■ Given request ■
Set down all of the data exactly as it appears.

■ Records for the exercise ■
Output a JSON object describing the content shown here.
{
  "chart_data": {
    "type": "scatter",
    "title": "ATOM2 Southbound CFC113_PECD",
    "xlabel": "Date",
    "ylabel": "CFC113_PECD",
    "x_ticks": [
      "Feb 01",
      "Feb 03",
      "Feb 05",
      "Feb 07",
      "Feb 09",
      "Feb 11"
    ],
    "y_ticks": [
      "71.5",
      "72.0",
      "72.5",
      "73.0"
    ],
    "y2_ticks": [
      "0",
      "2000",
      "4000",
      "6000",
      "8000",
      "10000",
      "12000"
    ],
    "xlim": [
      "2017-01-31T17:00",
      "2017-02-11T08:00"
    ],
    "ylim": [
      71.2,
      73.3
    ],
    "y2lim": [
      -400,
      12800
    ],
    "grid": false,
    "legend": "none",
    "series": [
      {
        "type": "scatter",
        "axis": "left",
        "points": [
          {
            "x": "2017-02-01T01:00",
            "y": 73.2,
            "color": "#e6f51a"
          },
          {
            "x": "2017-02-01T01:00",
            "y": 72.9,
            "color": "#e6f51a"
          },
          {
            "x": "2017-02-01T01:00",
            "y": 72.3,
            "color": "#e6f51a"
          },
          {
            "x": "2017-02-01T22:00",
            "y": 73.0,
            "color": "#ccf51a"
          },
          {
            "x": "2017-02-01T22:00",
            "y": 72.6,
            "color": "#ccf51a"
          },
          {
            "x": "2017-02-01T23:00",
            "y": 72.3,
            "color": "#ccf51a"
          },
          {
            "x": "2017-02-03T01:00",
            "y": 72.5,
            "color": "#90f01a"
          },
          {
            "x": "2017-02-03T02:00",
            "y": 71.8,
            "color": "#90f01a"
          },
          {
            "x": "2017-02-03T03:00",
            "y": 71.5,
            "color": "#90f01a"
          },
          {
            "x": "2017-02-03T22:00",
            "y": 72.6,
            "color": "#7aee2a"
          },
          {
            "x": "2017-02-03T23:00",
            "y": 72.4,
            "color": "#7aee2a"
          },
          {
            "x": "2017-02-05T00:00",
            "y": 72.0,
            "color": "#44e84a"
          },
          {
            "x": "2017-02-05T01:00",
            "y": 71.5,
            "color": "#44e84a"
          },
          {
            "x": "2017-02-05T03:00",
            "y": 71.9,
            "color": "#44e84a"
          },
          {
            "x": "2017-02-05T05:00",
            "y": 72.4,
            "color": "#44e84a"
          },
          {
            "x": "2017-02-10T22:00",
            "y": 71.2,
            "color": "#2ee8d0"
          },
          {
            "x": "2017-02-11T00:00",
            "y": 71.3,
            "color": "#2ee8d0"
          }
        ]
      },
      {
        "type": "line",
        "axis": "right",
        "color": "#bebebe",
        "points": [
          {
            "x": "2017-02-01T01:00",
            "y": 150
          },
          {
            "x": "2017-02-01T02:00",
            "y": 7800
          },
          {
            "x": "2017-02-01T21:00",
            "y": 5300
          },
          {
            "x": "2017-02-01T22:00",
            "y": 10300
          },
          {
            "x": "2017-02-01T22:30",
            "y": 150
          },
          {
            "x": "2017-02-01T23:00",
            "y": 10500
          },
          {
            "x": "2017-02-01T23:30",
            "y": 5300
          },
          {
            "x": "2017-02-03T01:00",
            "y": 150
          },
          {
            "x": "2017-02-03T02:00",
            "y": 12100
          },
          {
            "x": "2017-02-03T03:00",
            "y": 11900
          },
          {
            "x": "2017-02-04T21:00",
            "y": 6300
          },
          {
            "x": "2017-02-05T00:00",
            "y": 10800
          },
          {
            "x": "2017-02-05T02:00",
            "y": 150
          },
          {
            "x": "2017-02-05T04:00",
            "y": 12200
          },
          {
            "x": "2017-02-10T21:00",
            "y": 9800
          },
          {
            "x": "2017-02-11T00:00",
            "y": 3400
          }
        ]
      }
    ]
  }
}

■ Task response ■
Output a JSON object describing the content shown here.
{
  "chart_data": {
    "type": "scatter",
    "title": "ATOM2 Southbound CFC113_PECD",
    "xlabel": "Date",
    "ylabel": "CFC113_PECD",
    "x_ticks": [
      "Feb 01",
      "Feb 03",
      "Feb 05",
      "Feb 07",
      "Feb 09",
      "Feb 11"
    ],
    "y_ticks": [
      "71.5",
      "72.0",
      "72.5",
      "73.0"
    ],
    "y2_ticks": [
      "0",
      "2000",
      "4000",
      "6000",
      "8000",
      "10000",
      "12000"
    ],
    "xlim": [
      "2017-01-31T17:00",
      "2017-02-11T08:00"
    ],
    "ylim": [
      71.2,
      73.3
    ],
    "y2lim": [
      -400,
      12800
    ],
    "grid": false,
    "legend": "none",
    "series": [
      {
        "type": "scatter",
        "axis": "left",
        "points": [
          {
            "x": "2017-02-01T01:00",
            "y": 73.2,
            "color": "#e6f51a"
          },
          {
            "x": "2017-02-01T01:00",
            "y": 72.9,
            "color": "#e6f51a"
          },
          {
            "x": "2017-02-01T01:00",
            "y": 72.3,
            "color": "#e6f51a"
          },
          {
            "x": "2017-02-01T22:00",
            "y": 73.0,
            "color": "#ccf51a"
          },
          {
            "x": "2017-02-01T22:00",
            "y": 72.6,
            "color": "#ccf51a"
          },
          {
            "x": "2017-02-01T23:00",
            "y": 72.3,
            "color": "#ccf51a"
          },
          {
            "x": "2017-02-03T01:00",
            "y": 72.5,
            "color": "#90f01a"
          },
          {
            "x": "2017-02-03T02:00",
            "y": 71.8,
            "color": "#90f01a"
          },
          {
            "x": "2017-02-03T03:00",
            "y": 71.5,
            "color": "#90f01a"
          },
          {
            "x": "2017-02-03T22:00",
            "y": 72.6,
            "color": "#7aee2a"
          },
          {
            "x": "2017-02-03T23:00",
            "y": 72.4,
            "color": "#7aee2a"
          },
          {
            "x": "2017-02-05T00:00",
            "y": 72.0,
            "color": "#44e84a"
          },
          {
            "x": "2017-02-05T01:00",
            "y": 71.5,
            "color": "#44e84a"
          },
          {
            "x": "2017-02-05T03:00",
            "y": 71.9,
            "color": "#44e84a"
          },
          {
            "x": "2017-02-05T05:00",
            "y": 72.4,
            "color": "#44e84a"
          },
          {
            "x": "2017-02-10T22:00",
            "y": 71.2,
            "color": "#2ee8d0"
          },
          {
            "x": "2017-02-11T00:00",
            "y": 71.3,
            "color": "#2ee8d0"
          }
        ]
      },
      {
        "type": "line",
        "axis": "right",
        "color": "#bebebe",
        "points": [
          {
            "x": "2017-02-01T01:00",
            "y": 150
          },
          {
            "x": "2017-02-01T02:00",
            "y": 7800
          },
          {
            "x": "2017-02-01T21:00",
            "y": 5300
          },
          {
            "x": "2017-02-01T22:00",
            "y": 10300
          },
          {
            "x": "2017-02-01T22:30",
            "y": 150
          },
          {
            "x": "2017-02-01T23:00",
            "y": 10500
          },
          {
            "x": "2017-02-01T23:30",
            "y": 5300
          },
          {
            "x": "2017-02-03T01:00",
            "y": 150
          },
          {
            "x": "2017-02-03T02:00",
            "y": 12100
          },
          {
            "x": "2017-02-03T03:00",
            "y": 11900
          },
          {
            "x": "2017-02-04T21:00",
            "y": 6300
          },
          {
            "x": "2017-02-05T00:00",
            "y": 10800
          },
          {
            "x": "2017-02-05T02:00",
            "y": 150
          },
          {
            "x": "2017-02-05T04:00",
            "y": 12200
          },
          {
            "x": "2017-02-10T21:00",
            "y": 9800
          },
          {
            "x": "2017-02-11T00:00",
            "y": 3400
          }
        ]
      }
    ]
  }
}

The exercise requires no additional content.